**What the exercise asks**
Reproduce the listing below in full and without alteration, apart from its pictures.

**Task material**
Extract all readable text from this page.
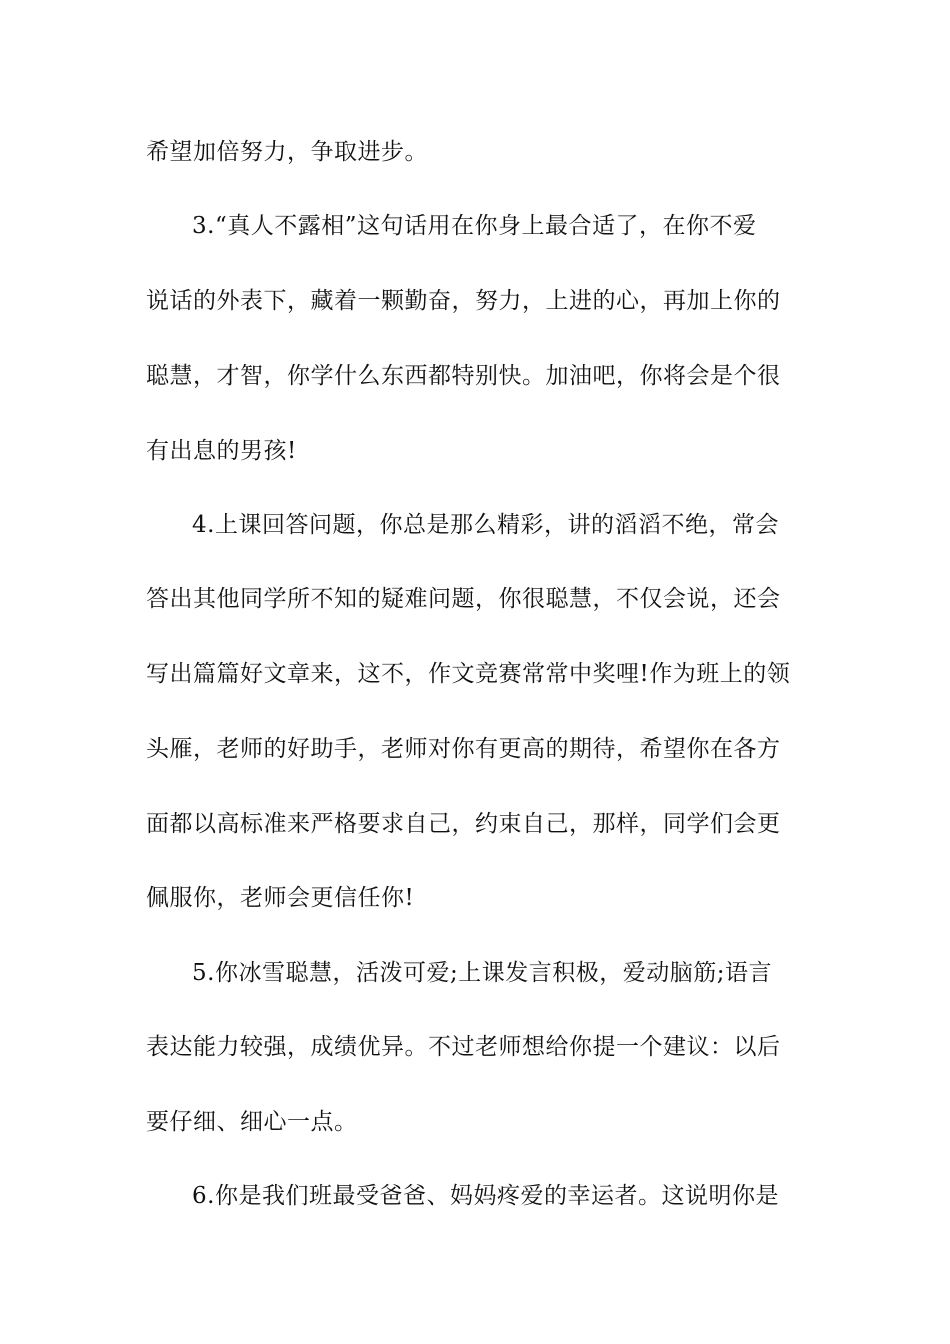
希望加倍努力，争取进步。
3.“真人不露相”这句话用在你身上最合适了，在你不爱
说话的外表下，藏着一颗勤奋，努力，上进的心，再加上你的
聪慧，才智，你学什么东西都特别快。加油吧，你将会是个很
有出息的男孩!
4.上课回答问题，你总是那么精彩，讲的滔滔不绝，常会
答出其他同学所不知的疑难问题，你很聪慧，不仅会说，还会
写出篇篇好文章来，这不，作文竞赛常常中奖哩!作为班上的领
头雁，老师的好助手，老师对你有更高的期待，希望你在各方
面都以高标准来严格要求自己，约束自己，那样，同学们会更
佩服你，老师会更信任你!
5.你冰雪聪慧，活泼可爱;上课发言积极，爱动脑筋;语言
表达能力较强，成绩优异。不过老师想给你提一个建议：以后
要仔细、细心一点。
6.你是我们班最受爸爸、妈妈疼爱的幸运者。这说明你是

**Response for this exercise**
Extract all readable text from this page.
希望加倍努力，争取进步。
3.“真人不露相”这句话用在你身上最合适了，在你不爱
说话的外表下，藏着一颗勤奋，努力，上进的心，再加上你的
聪慧，才智，你学什么东西都特别快。加油吧，你将会是个很
有出息的男孩!
4.上课回答问题，你总是那么精彩，讲的滔滔不绝，常会
答出其他同学所不知的疑难问题，你很聪慧，不仅会说，还会
写出篇篇好文章来，这不，作文竞赛常常中奖哩!作为班上的领
头雁，老师的好助手，老师对你有更高的期待，希望你在各方
面都以高标准来严格要求自己，约束自己，那样，同学们会更
佩服你，老师会更信任你!
5.你冰雪聪慧，活泼可爱;上课发言积极，爱动脑筋;语言
表达能力较强，成绩优异。不过老师想给你提一个建议：以后
要仔细、细心一点。
6.你是我们班最受爸爸、妈妈疼爱的幸运者。这说明你是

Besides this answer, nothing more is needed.